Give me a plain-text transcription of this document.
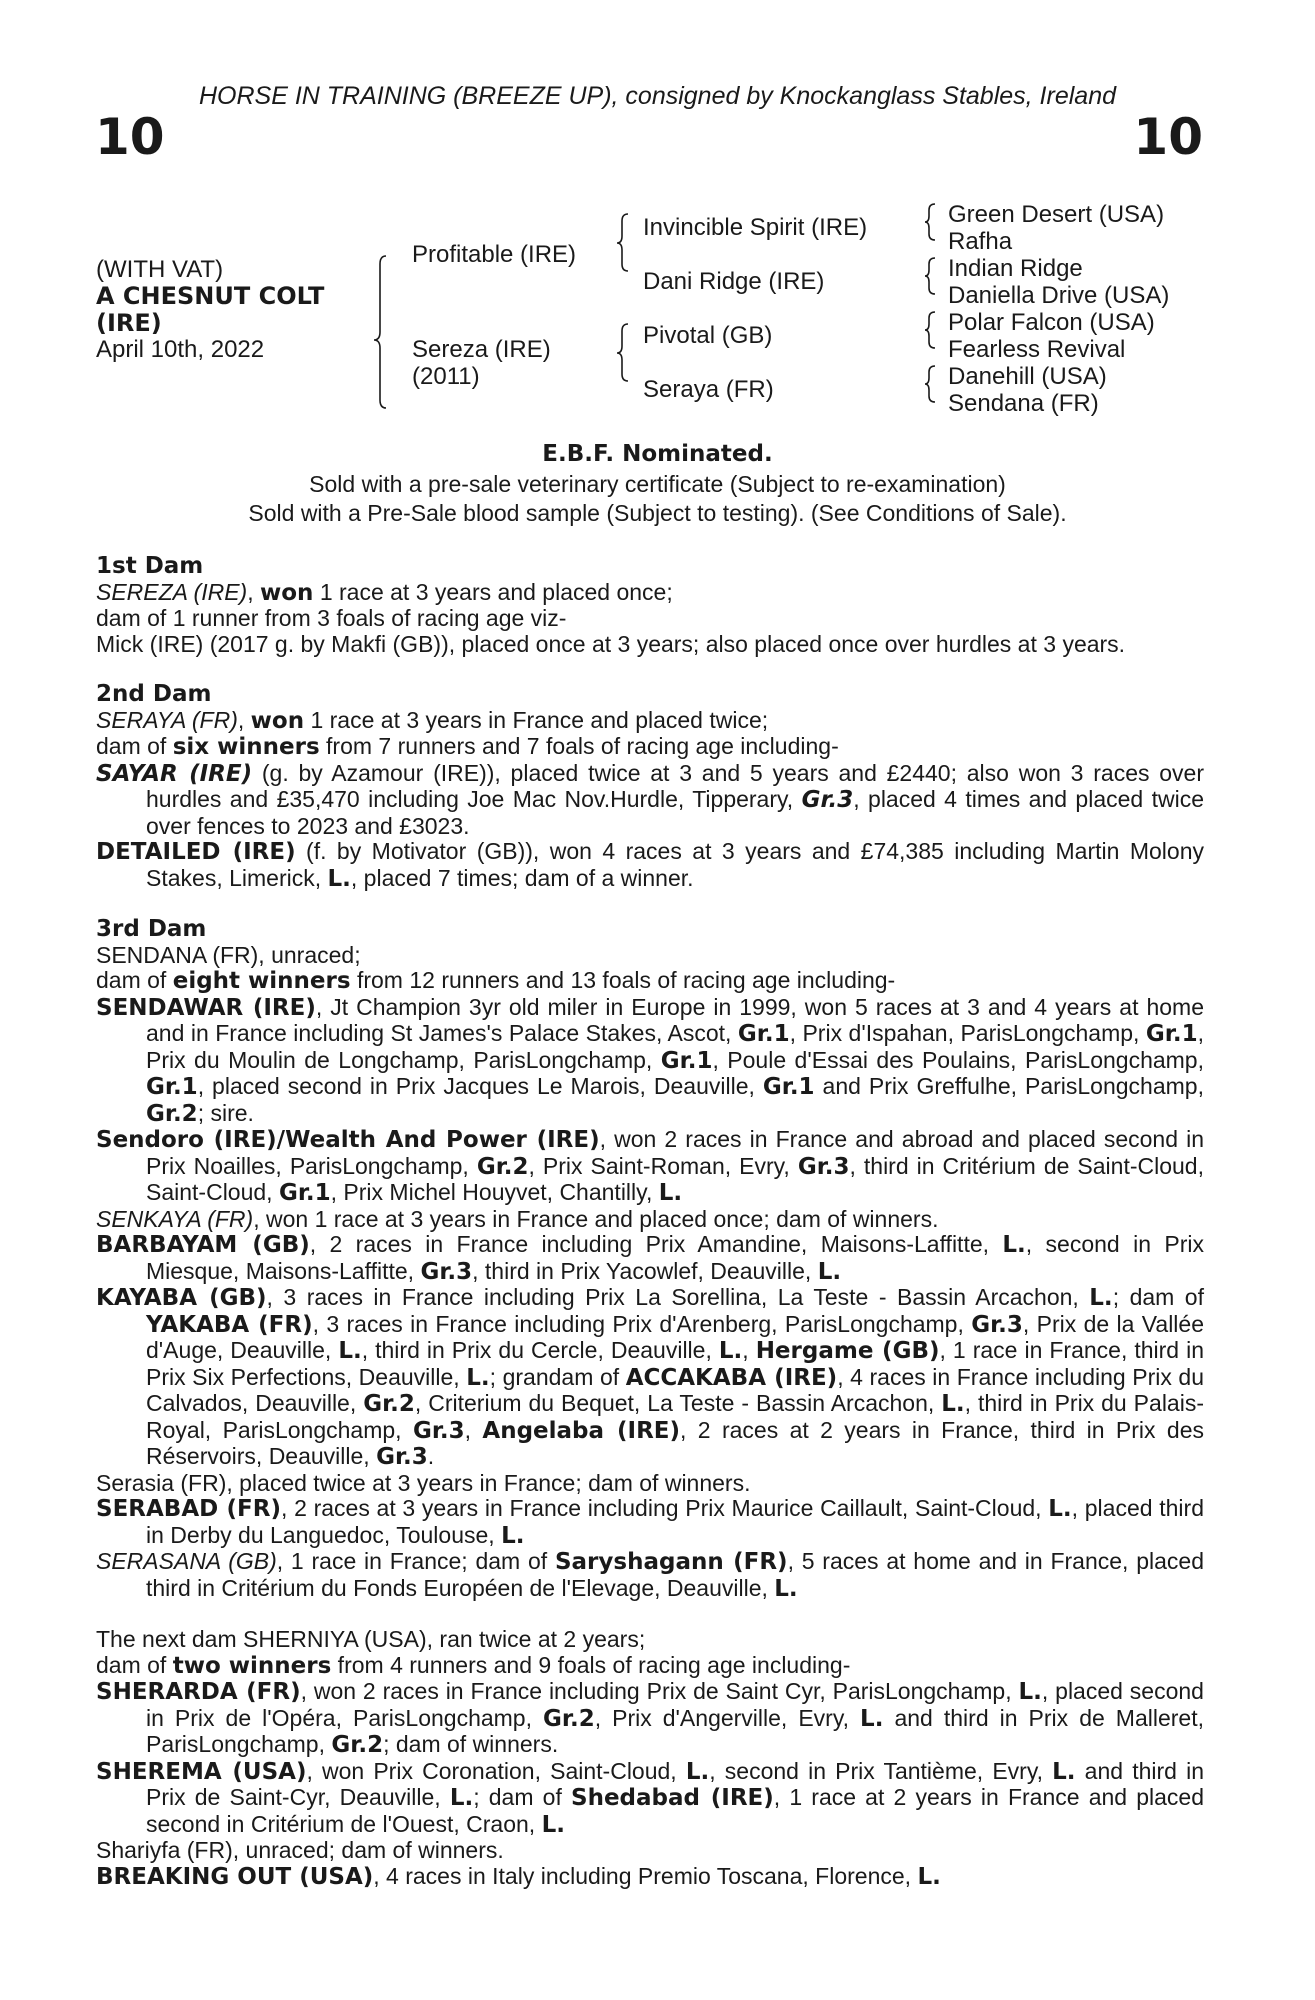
HORSE IN TRAINING (BREEZE UP), consigned by Knockanglass Stables, Ireland
10	10
(WITH VAT)
A CHESNUT COLT
(IRE)
April 10th, 2022
Profitable (IRE)
Sereza (IRE)
(2011)
Invincible Spirit (IRE)
Dani Ridge (IRE)
Pivotal (GB)
Seraya (FR)
Green Desert (USA)
Rafha
Indian Ridge
Daniella Drive (USA)
Polar Falcon (USA)
Fearless Revival
Danehill (USA)
Sendana (FR)
E.B.F. Nominated.
Sold with a pre-sale veterinary certificate (Subject to re-examination)
Sold with a Pre-Sale blood sample (Subject to testing). (See Conditions of Sale).

1st Dam

SEREZA (IRE), won 1 race at 3 years and placed once;

dam of 1 runner from 3 foals of racing age viz-

Mick (IRE) (2017 g. by Makfi (GB)), placed once at 3 years; also placed once over hurdles at 3 years.

2nd Dam

SERAYA (FR), won 1 race at 3 years in France and placed twice;

dam of six winners from 7 runners and 7 foals of racing age including-

SAYAR (IRE) (g. by Azamour (IRE)), placed twice at 3 and 5 years and £2440; also won 3 races over hurdles and £35,470 including Joe Mac Nov.Hurdle, Tipperary, Gr.3, placed 4 times and placed twice over fences to 2023 and £3023.

DETAILED (IRE) (f. by Motivator (GB)), won 4 races at 3 years and £74,385 including Martin Molony Stakes, Limerick, L., placed 7 times; dam of a winner.

3rd Dam

SENDANA (FR), unraced;

dam of eight winners from 12 runners and 13 foals of racing age including-

SENDAWAR (IRE), Jt Champion 3yr old miler in Europe in 1999, won 5 races at 3 and 4 years at home and in France including St James's Palace Stakes, Ascot, Gr.1, Prix d'Ispahan, ParisLongchamp, Gr.1, Prix du Moulin de Longchamp, ParisLongchamp, Gr.1, Poule d'Essai des Poulains, ParisLongchamp, Gr.1, placed second in Prix Jacques Le Marois, Deauville, Gr.1 and Prix Greffulhe, ParisLongchamp, Gr.2; sire.

Sendoro (IRE)/Wealth And Power (IRE), won 2 races in France and abroad and placed second in Prix Noailles, ParisLongchamp, Gr.2, Prix Saint-Roman, Evry, Gr.3, third in Critérium de Saint-Cloud, Saint-Cloud, Gr.1, Prix Michel Houyvet, Chantilly, L.

SENKAYA (FR), won 1 race at 3 years in France and placed once; dam of winners.

BARBAYAM (GB), 2 races in France including Prix Amandine, Maisons-Laffitte, L., second in Prix Miesque, Maisons-Laffitte, Gr.3, third in Prix Yacowlef, Deauville, L.

KAYABA (GB), 3 races in France including Prix La Sorellina, La Teste - Bassin Arcachon, L.; dam of YAKABA (FR), 3 races in France including Prix d'Arenberg, ParisLongchamp, Gr.3, Prix de la Vallée d'Auge, Deauville, L., third in Prix du Cercle, Deauville, L., Hergame (GB), 1 race in France, third in Prix Six Perfections, Deauville, L.; grandam of ACCAKABA (IRE), 4 races in France including Prix du Calvados, Deauville, Gr.2, Criterium du Bequet, La Teste - Bassin Arcachon, L., third in Prix du Palais-Royal, ParisLongchamp, Gr.3, Angelaba (IRE), 2 races at 2 years in France, third in Prix des Réservoirs, Deauville, Gr.3.

Serasia (FR), placed twice at 3 years in France; dam of winners.

SERABAD (FR), 2 races at 3 years in France including Prix Maurice Caillault, Saint-Cloud, L., placed third in Derby du Languedoc, Toulouse, L.

SERASANA (GB), 1 race in France; dam of Saryshagann (FR), 5 races at home and in France, placed third in Critérium du Fonds Européen de l'Elevage, Deauville, L.

The next dam SHERNIYA (USA), ran twice at 2 years;

dam of two winners from 4 runners and 9 foals of racing age including-

SHERARDA (FR), won 2 races in France including Prix de Saint Cyr, ParisLongchamp, L., placed second in Prix de l'Opéra, ParisLongchamp, Gr.2, Prix d'Angerville, Evry, L. and third in Prix de Malleret, ParisLongchamp, Gr.2; dam of winners.

SHEREMA (USA), won Prix Coronation, Saint-Cloud, L., second in Prix Tantième, Evry, L. and third in Prix de Saint-Cyr, Deauville, L.; dam of Shedabad (IRE), 1 race at 2 years in France and placed second in Critérium de l'Ouest, Craon, L.

Shariyfa (FR), unraced; dam of winners.

BREAKING OUT (USA), 4 races in Italy including Premio Toscana, Florence, L.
....
▸ AIM
Choose all lines containing the string "over" and copy them out.

▸ SOLVED EXERCISE
Mick (IRE) (2017 g. by Makfi (GB)), placed once at 3 years; also placed once over hurdles at 3 years.
SAYAR (IRE) (g. by Azamour (IRE)), placed twice at 3 and 5 years and £2440; also won 3 races over hurdles and £35,470 including Joe Mac Nov.Hurdle, Tipperary, Gr.3, placed 4 times and placed twice over fences to 2023 and £3023.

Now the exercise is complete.